### [Task to carry out]
Count, in the entries below, the lines in which "that" occurs. Give the number, nothing more.

[Stored entries]
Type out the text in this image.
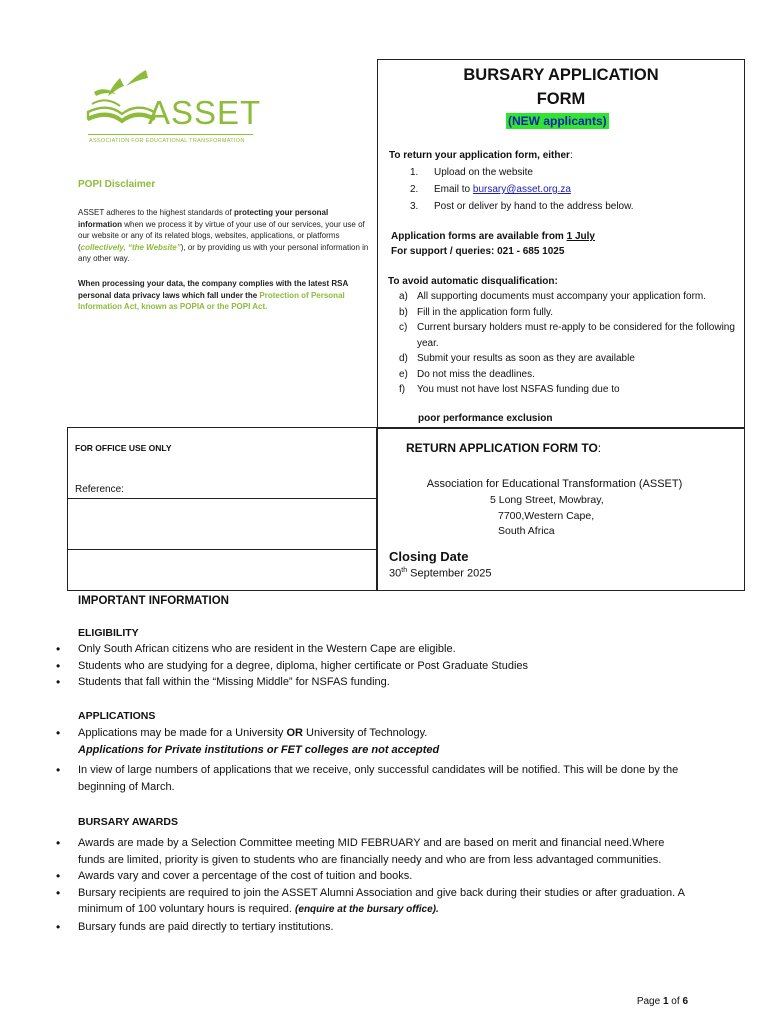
ASSET
ASSOCIATION FOR EDUCATIONAL TRANSFORMATION
POPI Disclaimer
ASSET adheres to the highest standards of protecting your personal information when we process it by virtue of your use of our services, your use of our website or any of its related blogs, websites, applications, or platforms (collectively, “the Website”), or by providing us with your personal information in any other way.
When processing your data, the company complies with the latest RSA personal data privacy laws which fall under the Protection of Personal Information Act, known as POPIA or the POPI Act.
BURSARY APPLICATION
FORM
(NEW applicants)
To return your application form, either:
1. Upload on the website
2. Email to bursary@asset.org.za
3. Post or deliver by hand to the address below.
Application forms are available from 1 July
For support / queries: 021 - 685 1025
To avoid automatic disqualification:
a) All supporting documents must accompany your application form.
b) Fill in the application form fully.
c) Current bursary holders must re-apply to be considered for the following year.
d) Submit your results as soon as they are available
e) Do not miss the deadlines.
f) You must not have lost NSFAS funding due to
poor performance exclusion
RETURN APPLICATION FORM TO:
Association for Educational Transformation (ASSET)
5 Long Street, Mowbray,
7700,Western Cape,
South Africa
Closing Date
30th September 2025
FOR OFFICE USE ONLY
Reference:
IMPORTANT INFORMATION
ELIGIBILITY
• Only South African citizens who are resident in the Western Cape are eligible.
• Students who are studying for a degree, diploma, higher certificate or Post Graduate Studies
• Students that fall within the “Missing Middle” for NSFAS funding.
APPLICATIONS
• Applications may be made for a University OR University of Technology.
Applications for Private institutions or FET colleges are not accepted
• In view of large numbers of applications that we receive, only successful candidates will be notified. This will be done by the beginning of March.
BURSARY AWARDS
• Awards are made by a Selection Committee meeting MID FEBRUARY and are based on merit and financial need.Where funds are limited, priority is given to students who are financially needy and who are from less advantaged communities.
• Awards vary and cover a percentage of the cost of tuition and books.
• Bursary recipients are required to join the ASSET Alumni Association and give back during their studies or after graduation. A minimum of 100 voluntary hours is required. (enquire at the bursary office).
• Bursary funds are paid directly to tertiary institutions.
Page 1 of 6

### [Correct response]
2